[Start of ENTRIES]

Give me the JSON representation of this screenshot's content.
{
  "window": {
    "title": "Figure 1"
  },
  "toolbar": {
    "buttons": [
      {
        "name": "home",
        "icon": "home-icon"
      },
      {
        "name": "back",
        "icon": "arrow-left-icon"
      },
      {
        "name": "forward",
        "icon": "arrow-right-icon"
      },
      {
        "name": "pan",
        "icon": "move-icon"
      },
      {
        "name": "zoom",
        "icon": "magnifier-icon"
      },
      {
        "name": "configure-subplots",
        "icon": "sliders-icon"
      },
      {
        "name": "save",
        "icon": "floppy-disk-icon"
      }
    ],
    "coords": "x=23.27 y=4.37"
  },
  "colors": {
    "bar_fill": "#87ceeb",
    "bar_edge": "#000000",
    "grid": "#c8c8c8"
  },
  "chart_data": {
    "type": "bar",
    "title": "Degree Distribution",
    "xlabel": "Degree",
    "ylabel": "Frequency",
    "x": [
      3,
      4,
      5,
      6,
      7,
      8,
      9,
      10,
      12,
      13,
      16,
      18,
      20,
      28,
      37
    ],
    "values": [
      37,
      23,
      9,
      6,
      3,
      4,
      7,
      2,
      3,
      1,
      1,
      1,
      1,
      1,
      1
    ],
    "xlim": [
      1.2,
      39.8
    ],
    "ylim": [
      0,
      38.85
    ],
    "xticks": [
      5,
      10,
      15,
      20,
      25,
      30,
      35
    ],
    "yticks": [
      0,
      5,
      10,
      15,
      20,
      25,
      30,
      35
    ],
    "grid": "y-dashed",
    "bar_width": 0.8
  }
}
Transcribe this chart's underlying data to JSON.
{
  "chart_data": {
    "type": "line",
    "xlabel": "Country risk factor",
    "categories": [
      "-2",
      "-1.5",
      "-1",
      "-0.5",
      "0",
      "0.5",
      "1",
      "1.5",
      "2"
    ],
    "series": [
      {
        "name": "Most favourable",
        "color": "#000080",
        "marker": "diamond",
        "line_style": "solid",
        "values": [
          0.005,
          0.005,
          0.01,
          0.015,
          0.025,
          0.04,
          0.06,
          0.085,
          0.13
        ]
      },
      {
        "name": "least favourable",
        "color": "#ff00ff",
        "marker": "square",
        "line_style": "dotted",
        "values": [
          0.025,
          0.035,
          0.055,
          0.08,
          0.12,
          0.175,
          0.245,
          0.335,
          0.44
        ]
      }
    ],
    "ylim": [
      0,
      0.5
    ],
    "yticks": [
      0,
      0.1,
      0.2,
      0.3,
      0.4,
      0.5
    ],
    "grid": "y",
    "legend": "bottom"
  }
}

[End of ENTRIES]

EXERCISE ▸
Only the lines from the one containing "Transcribe this chart's" to the end of the listing belong in the output, each reproduced exactly.

WRITTEN ANSWER ▸
Transcribe this chart's underlying data to JSON.
{
  "chart_data": {
    "type": "line",
    "xlabel": "Country risk factor",
    "categories": [
      "-2",
      "-1.5",
      "-1",
      "-0.5",
      "0",
      "0.5",
      "1",
      "1.5",
      "2"
    ],
    "series": [
      {
        "name": "Most favourable",
        "color": "#000080",
        "marker": "diamond",
        "line_style": "solid",
        "values": [
          0.005,
          0.005,
          0.01,
          0.015,
          0.025,
          0.04,
          0.06,
          0.085,
          0.13
        ]
      },
      {
        "name": "least favourable",
        "color": "#ff00ff",
        "marker": "square",
        "line_style": "dotted",
        "values": [
          0.025,
          0.035,
          0.055,
          0.08,
          0.12,
          0.175,
          0.245,
          0.335,
          0.44
        ]
      }
    ],
    "ylim": [
      0,
      0.5
    ],
    "yticks": [
      0,
      0.1,
      0.2,
      0.3,
      0.4,
      0.5
    ],
    "grid": "y",
    "legend": "bottom"
  }
}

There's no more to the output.